(Raw records)
::::
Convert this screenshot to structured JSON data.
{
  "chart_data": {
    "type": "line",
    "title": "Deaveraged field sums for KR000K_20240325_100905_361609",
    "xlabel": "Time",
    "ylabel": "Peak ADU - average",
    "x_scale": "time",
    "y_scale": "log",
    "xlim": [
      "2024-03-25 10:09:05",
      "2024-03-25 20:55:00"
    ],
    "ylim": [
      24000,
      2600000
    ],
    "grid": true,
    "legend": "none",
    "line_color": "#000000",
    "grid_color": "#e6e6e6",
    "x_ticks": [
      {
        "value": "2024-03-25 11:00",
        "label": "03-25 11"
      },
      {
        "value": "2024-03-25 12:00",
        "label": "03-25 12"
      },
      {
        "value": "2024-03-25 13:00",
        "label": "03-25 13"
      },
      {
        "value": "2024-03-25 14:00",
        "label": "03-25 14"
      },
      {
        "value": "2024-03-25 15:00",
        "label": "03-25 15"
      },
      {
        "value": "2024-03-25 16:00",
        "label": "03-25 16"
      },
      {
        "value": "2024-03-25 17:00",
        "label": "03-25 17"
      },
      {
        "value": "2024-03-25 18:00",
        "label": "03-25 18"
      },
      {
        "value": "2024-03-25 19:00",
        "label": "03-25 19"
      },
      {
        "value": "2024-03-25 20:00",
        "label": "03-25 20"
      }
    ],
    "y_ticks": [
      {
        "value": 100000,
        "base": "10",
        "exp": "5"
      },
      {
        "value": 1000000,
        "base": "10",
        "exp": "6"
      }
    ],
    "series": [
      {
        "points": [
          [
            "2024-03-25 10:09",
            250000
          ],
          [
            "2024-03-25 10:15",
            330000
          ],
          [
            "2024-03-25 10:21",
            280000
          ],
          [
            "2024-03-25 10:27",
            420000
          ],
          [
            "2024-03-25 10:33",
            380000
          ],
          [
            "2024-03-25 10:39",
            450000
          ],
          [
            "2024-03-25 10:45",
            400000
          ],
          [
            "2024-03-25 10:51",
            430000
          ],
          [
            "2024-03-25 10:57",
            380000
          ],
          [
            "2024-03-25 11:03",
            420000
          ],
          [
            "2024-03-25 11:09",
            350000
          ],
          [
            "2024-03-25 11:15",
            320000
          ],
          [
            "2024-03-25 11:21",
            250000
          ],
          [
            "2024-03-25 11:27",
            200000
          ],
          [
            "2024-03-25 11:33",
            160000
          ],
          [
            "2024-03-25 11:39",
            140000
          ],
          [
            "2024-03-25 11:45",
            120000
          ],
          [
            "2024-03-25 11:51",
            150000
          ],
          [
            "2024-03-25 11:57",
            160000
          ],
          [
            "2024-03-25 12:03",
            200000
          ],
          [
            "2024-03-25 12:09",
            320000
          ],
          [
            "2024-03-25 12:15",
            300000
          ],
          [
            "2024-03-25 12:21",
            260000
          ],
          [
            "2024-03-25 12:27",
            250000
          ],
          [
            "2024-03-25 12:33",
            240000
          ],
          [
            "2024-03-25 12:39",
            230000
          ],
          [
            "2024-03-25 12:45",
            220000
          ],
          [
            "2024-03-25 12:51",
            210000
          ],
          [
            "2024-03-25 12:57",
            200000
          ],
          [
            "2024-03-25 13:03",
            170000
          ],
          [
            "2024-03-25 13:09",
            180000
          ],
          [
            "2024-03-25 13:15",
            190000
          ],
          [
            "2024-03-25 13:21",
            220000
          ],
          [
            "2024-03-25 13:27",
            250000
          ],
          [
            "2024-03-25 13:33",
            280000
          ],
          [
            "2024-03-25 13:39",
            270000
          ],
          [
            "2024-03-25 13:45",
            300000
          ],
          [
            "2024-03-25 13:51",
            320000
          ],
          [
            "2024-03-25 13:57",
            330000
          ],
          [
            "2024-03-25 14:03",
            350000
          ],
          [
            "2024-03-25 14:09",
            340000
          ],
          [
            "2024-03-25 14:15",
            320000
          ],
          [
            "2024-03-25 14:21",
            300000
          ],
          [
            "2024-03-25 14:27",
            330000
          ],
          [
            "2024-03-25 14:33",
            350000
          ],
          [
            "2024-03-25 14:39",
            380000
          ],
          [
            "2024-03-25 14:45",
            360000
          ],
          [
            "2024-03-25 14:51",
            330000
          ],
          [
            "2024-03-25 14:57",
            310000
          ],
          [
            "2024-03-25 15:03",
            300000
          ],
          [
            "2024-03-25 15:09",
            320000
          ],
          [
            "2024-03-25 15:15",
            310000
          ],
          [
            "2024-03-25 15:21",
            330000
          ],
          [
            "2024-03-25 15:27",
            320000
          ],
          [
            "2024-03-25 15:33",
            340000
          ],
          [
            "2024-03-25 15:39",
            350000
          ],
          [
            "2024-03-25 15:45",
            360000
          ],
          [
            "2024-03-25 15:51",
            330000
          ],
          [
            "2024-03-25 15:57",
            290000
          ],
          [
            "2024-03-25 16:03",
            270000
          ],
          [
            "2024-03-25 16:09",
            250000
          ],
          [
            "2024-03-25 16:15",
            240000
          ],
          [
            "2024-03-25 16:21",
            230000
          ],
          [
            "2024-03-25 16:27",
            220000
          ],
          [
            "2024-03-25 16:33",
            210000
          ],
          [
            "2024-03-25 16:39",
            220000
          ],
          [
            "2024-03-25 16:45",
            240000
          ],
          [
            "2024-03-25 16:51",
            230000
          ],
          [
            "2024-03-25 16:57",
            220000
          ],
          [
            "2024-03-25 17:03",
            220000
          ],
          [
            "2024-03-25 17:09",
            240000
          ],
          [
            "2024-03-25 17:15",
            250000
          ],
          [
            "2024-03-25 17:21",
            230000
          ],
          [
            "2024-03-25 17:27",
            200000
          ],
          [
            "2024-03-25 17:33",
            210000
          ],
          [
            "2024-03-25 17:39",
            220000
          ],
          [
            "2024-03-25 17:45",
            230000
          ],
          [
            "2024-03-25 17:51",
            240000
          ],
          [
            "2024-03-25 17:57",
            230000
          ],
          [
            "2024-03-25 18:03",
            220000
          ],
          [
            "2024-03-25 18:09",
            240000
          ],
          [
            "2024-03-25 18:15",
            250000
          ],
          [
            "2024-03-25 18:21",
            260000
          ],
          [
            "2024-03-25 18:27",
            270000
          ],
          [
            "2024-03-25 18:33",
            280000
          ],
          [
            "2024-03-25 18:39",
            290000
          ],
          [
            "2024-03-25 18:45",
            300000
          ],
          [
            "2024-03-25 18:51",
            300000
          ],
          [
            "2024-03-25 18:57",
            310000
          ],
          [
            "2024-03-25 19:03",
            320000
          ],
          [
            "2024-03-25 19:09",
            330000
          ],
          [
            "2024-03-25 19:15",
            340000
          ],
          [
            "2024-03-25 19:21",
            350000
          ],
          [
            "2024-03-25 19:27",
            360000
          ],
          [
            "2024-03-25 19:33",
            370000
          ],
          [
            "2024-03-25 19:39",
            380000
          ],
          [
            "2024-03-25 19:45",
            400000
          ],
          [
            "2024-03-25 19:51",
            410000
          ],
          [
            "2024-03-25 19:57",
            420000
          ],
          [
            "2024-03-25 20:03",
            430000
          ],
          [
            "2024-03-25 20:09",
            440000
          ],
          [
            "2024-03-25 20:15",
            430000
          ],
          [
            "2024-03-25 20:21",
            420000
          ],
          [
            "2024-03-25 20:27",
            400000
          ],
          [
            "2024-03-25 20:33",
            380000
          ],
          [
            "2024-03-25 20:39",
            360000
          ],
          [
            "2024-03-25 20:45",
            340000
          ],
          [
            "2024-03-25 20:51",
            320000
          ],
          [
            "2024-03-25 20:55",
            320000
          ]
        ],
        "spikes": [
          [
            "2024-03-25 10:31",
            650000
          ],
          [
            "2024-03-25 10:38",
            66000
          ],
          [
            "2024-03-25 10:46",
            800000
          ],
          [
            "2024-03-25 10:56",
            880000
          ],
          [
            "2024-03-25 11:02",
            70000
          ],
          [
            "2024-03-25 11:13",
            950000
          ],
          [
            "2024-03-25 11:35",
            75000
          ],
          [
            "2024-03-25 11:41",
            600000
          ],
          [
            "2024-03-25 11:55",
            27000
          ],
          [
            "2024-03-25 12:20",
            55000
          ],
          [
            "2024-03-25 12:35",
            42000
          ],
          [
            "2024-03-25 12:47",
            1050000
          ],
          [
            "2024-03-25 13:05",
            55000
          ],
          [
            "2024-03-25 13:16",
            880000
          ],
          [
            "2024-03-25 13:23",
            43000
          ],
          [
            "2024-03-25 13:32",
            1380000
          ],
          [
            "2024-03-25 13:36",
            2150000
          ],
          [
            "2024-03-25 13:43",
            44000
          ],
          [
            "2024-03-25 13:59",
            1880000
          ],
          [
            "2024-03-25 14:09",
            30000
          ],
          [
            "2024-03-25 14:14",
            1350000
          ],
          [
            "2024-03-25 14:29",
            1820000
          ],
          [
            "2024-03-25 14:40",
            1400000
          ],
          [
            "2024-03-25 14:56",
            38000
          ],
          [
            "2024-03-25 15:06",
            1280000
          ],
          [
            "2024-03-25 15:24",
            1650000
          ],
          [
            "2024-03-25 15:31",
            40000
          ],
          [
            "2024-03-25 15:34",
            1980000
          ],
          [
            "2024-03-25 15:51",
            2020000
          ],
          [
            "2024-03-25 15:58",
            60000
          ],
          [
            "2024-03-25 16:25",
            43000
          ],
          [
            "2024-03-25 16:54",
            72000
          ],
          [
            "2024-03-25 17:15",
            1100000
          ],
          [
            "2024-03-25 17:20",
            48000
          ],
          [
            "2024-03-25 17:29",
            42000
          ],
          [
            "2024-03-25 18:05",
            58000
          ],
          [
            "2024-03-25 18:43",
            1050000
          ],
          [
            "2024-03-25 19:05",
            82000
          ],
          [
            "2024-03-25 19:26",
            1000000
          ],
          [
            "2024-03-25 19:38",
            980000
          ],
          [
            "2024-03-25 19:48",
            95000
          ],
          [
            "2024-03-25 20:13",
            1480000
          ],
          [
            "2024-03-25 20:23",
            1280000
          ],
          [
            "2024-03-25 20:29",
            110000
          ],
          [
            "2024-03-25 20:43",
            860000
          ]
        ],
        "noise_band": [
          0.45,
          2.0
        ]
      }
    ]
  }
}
::::
### YOUR TASK
Pull out every line of the records above that contains the word "value".

### SOLUTION
        "value": "2024-03-25 11:00",
        "value": "2024-03-25 12:00",
        "value": "2024-03-25 13:00",
        "value": "2024-03-25 14:00",
        "value": "2024-03-25 15:00",
        "value": "2024-03-25 16:00",
        "value": "2024-03-25 17:00",
        "value": "2024-03-25 18:00",
        "value": "2024-03-25 19:00",
        "value": "2024-03-25 20:00",
        "value": 100000,
        "value": 1000000,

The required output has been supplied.